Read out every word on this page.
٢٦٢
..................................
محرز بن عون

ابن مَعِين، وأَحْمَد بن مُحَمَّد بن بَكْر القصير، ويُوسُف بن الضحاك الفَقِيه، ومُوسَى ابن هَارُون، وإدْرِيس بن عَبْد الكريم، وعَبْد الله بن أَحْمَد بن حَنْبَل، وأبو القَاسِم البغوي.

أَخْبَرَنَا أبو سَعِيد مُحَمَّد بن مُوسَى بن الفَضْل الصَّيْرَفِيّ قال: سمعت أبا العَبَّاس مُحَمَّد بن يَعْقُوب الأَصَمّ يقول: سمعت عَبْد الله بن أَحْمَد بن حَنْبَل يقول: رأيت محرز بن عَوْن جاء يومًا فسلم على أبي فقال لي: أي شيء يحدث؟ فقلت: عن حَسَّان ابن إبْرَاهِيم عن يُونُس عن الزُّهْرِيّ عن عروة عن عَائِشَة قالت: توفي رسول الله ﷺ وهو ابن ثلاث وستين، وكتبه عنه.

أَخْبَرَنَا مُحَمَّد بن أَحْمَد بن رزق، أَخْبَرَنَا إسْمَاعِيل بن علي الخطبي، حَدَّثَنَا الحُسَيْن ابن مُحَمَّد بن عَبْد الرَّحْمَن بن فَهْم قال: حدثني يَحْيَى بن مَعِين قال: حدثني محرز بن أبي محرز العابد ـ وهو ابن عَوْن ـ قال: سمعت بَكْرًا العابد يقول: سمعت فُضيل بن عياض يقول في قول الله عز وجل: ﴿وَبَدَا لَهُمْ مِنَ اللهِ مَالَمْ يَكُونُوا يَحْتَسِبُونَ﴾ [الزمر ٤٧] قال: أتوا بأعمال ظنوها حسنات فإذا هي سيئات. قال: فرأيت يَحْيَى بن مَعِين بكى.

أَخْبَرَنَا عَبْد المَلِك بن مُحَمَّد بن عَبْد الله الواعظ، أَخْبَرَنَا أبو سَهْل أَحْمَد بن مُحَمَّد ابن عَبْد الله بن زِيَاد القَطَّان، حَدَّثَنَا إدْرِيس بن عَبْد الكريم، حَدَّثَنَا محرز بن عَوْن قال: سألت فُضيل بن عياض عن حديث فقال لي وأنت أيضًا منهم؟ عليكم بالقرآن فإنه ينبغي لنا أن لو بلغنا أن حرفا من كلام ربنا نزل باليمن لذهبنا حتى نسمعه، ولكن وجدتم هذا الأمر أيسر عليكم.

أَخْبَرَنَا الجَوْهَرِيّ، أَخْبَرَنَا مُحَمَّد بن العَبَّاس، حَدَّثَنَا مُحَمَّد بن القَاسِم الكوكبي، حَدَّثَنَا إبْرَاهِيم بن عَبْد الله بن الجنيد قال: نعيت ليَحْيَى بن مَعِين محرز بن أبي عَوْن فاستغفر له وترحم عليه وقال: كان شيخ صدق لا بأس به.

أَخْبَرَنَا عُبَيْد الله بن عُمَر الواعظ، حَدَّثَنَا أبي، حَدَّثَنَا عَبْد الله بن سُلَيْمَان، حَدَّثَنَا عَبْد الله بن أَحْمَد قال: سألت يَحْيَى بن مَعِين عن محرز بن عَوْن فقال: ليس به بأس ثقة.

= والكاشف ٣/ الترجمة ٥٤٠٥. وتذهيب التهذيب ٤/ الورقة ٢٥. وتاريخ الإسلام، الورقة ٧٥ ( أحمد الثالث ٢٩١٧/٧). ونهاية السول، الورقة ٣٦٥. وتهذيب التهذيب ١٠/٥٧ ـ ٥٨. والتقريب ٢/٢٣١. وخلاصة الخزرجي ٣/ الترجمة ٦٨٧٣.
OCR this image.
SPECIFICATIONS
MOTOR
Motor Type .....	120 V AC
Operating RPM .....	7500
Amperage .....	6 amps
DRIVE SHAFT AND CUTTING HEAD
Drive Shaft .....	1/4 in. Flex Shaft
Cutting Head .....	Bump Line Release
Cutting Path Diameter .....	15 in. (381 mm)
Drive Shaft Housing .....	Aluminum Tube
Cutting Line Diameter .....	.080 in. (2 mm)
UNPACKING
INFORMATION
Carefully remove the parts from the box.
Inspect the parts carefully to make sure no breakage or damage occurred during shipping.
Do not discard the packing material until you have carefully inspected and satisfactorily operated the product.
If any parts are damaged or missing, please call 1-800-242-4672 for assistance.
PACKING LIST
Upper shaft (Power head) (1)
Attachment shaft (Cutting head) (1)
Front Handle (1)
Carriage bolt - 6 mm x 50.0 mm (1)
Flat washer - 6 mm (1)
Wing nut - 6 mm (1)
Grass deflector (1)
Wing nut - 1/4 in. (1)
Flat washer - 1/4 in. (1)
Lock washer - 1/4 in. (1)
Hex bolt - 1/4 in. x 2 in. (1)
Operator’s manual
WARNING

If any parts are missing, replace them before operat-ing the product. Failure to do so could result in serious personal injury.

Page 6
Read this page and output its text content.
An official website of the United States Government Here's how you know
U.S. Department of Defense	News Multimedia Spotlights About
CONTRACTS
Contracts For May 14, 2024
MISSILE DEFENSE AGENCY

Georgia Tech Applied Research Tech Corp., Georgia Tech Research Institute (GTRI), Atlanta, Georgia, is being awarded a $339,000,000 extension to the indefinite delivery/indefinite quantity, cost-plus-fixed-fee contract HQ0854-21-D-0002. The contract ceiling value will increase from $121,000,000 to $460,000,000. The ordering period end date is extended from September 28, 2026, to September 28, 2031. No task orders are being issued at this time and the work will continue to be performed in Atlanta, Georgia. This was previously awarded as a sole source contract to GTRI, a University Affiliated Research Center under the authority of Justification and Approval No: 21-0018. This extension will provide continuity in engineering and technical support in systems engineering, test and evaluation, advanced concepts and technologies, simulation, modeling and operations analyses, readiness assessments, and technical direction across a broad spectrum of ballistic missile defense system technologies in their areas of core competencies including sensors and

◆ ◆ ◆ ◆ ◆ ◆ ◆

Your task is to quote the listing above word for word.

Read out every word on this page.
٢٦٢
..................................
محرز بن عون

ابن مَعِين، وأَحْمَد بن مُحَمَّد بن بَكْر القصير، ويُوسُف بن الضحاك الفَقِيه، ومُوسَى ابن هَارُون، وإدْرِيس بن عَبْد الكريم، وعَبْد الله بن أَحْمَد بن حَنْبَل، وأبو القَاسِم البغوي.

أَخْبَرَنَا أبو سَعِيد مُحَمَّد بن مُوسَى بن الفَضْل الصَّيْرَفِيّ قال: سمعت أبا العَبَّاس مُحَمَّد بن يَعْقُوب الأَصَمّ يقول: سمعت عَبْد الله بن أَحْمَد بن حَنْبَل يقول: رأيت محرز بن عَوْن جاء يومًا فسلم على أبي فقال لي: أي شيء يحدث؟ فقلت: عن حَسَّان ابن إبْرَاهِيم عن يُونُس عن الزُّهْرِيّ عن عروة عن عَائِشَة قالت: توفي رسول الله ﷺ وهو ابن ثلاث وستين، وكتبه عنه.

أَخْبَرَنَا مُحَمَّد بن أَحْمَد بن رزق، أَخْبَرَنَا إسْمَاعِيل بن علي الخطبي، حَدَّثَنَا الحُسَيْن ابن مُحَمَّد بن عَبْد الرَّحْمَن بن فَهْم قال: حدثني يَحْيَى بن مَعِين قال: حدثني محرز بن أبي محرز العابد ـ وهو ابن عَوْن ـ قال: سمعت بَكْرًا العابد يقول: سمعت فُضيل بن عياض يقول في قول الله عز وجل: ﴿وَبَدَا لَهُمْ مِنَ اللهِ مَالَمْ يَكُونُوا يَحْتَسِبُونَ﴾ [الزمر ٤٧] قال: أتوا بأعمال ظنوها حسنات فإذا هي سيئات. قال: فرأيت يَحْيَى بن مَعِين بكى.

أَخْبَرَنَا عَبْد المَلِك بن مُحَمَّد بن عَبْد الله الواعظ، أَخْبَرَنَا أبو سَهْل أَحْمَد بن مُحَمَّد ابن عَبْد الله بن زِيَاد القَطَّان، حَدَّثَنَا إدْرِيس بن عَبْد الكريم، حَدَّثَنَا محرز بن عَوْن قال: سألت فُضيل بن عياض عن حديث فقال لي وأنت أيضًا منهم؟ عليكم بالقرآن فإنه ينبغي لنا أن لو بلغنا أن حرفا من كلام ربنا نزل باليمن لذهبنا حتى نسمعه، ولكن وجدتم هذا الأمر أيسر عليكم.

أَخْبَرَنَا الجَوْهَرِيّ، أَخْبَرَنَا مُحَمَّد بن العَبَّاس، حَدَّثَنَا مُحَمَّد بن القَاسِم الكوكبي، حَدَّثَنَا إبْرَاهِيم بن عَبْد الله بن الجنيد قال: نعيت ليَحْيَى بن مَعِين محرز بن أبي عَوْن فاستغفر له وترحم عليه وقال: كان شيخ صدق لا بأس به.

أَخْبَرَنَا عُبَيْد الله بن عُمَر الواعظ، حَدَّثَنَا أبي، حَدَّثَنَا عَبْد الله بن سُلَيْمَان، حَدَّثَنَا عَبْد الله بن أَحْمَد قال: سألت يَحْيَى بن مَعِين عن محرز بن عَوْن فقال: ليس به بأس ثقة.

= والكاشف ٣/ الترجمة ٥٤٠٥. وتذهيب التهذيب ٤/ الورقة ٢٥. وتاريخ الإسلام، الورقة ٧٥ ( أحمد الثالث ٢٩١٧/٧). ونهاية السول، الورقة ٣٦٥. وتهذيب التهذيب ١٠/٥٧ ـ ٥٨. والتقريب ٢/٢٣١. وخلاصة الخزرجي ٣/ الترجمة ٦٨٧٣.
OCR this image.
SPECIFICATIONS
MOTOR
Motor Type .....	120 V AC
Operating RPM .....	7500
Amperage .....	6 amps
DRIVE SHAFT AND CUTTING HEAD
Drive Shaft .....	1/4 in. Flex Shaft
Cutting Head .....	Bump Line Release
Cutting Path Diameter .....	15 in. (381 mm)
Drive Shaft Housing .....	Aluminum Tube
Cutting Line Diameter .....	.080 in. (2 mm)
UNPACKING
INFORMATION
Carefully remove the parts from the box.
Inspect the parts carefully to make sure no breakage or damage occurred during shipping.
Do not discard the packing material until you have carefully inspected and satisfactorily operated the product.
If any parts are damaged or missing, please call 1-800-242-4672 for assistance.
PACKING LIST
Upper shaft (Power head) (1)
Attachment shaft (Cutting head) (1)
Front Handle (1)
Carriage bolt - 6 mm x 50.0 mm (1)
Flat washer - 6 mm (1)
Wing nut - 6 mm (1)
Grass deflector (1)
Wing nut - 1/4 in. (1)
Flat washer - 1/4 in. (1)
Lock washer - 1/4 in. (1)
Hex bolt - 1/4 in. x 2 in. (1)
Operator’s manual
WARNING

If any parts are missing, replace them before operat-ing the product. Failure to do so could result in serious personal injury.

Page 6
Read this page and output its text content.
An official website of the United States Government Here's how you know
U.S. Department of Defense	News Multimedia Spotlights About
CONTRACTS
Contracts For May 14, 2024
MISSILE DEFENSE AGENCY

Georgia Tech Applied Research Tech Corp., Georgia Tech Research Institute (GTRI), Atlanta, Georgia, is being awarded a $339,000,000 extension to the indefinite delivery/indefinite quantity, cost-plus-fixed-fee contract HQ0854-21-D-0002. The contract ceiling value will increase from $121,000,000 to $460,000,000. The ordering period end date is extended from September 28, 2026, to September 28, 2031. No task orders are being issued at this time and the work will continue to be performed in Atlanta, Georgia. This was previously awarded as a sole source contract to GTRI, a University Affiliated Research Center under the authority of Justification and Approval No: 21-0018. This extension will provide continuity in engineering and technical support in systems engineering, test and evaluation, advanced concepts and technologies, simulation, modeling and operations analyses, readiness assessments, and technical direction across a broad spectrum of ballistic missile defense system technologies in their areas of core competencies including sensors and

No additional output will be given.